For each line of the data below that holds "Houtpatroon", copy the line.

# Extracted data
# # # # #

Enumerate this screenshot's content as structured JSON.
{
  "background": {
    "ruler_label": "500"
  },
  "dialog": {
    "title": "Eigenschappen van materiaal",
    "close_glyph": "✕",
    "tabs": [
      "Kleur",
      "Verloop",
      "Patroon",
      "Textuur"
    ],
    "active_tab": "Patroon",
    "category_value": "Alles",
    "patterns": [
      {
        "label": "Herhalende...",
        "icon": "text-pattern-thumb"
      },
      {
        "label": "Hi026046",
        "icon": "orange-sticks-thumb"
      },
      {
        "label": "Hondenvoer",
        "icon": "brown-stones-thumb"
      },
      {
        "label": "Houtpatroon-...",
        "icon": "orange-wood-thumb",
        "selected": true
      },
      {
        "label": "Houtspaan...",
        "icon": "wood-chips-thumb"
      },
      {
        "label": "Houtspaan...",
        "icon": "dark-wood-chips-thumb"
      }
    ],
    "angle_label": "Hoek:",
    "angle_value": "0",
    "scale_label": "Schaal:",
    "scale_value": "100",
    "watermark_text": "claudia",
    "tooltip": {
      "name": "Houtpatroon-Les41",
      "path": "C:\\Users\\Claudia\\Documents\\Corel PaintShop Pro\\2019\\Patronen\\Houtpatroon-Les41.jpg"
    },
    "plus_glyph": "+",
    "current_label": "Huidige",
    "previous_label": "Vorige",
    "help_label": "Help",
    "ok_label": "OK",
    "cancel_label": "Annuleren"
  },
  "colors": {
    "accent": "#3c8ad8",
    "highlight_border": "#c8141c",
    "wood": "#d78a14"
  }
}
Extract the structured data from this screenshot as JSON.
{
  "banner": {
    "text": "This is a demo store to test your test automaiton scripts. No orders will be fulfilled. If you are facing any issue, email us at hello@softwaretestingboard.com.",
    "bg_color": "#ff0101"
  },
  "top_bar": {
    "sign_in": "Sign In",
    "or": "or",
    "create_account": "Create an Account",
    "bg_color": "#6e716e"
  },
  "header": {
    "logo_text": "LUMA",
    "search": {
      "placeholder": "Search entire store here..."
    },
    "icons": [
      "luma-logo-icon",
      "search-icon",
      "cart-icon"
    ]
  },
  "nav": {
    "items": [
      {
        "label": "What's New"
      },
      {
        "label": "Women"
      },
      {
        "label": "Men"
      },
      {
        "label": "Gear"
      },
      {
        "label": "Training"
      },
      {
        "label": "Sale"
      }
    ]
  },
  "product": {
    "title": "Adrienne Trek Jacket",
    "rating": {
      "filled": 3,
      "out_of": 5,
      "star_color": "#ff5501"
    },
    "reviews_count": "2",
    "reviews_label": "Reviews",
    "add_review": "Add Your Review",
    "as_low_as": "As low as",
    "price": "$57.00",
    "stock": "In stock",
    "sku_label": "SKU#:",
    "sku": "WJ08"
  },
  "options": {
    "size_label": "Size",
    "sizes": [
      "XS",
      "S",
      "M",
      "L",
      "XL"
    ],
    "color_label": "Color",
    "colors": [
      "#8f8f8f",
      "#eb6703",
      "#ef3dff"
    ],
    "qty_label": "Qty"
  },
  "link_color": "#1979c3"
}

# # # # #

# Result
        "label": "Houtpatroon-...",
      "name": "Houtpatroon-Les41",
      "path": "C:\\Users\\Claudia\\Documents\\Corel PaintShop Pro\\2019\\Patronen\\Houtpatroon-Les41.jpg"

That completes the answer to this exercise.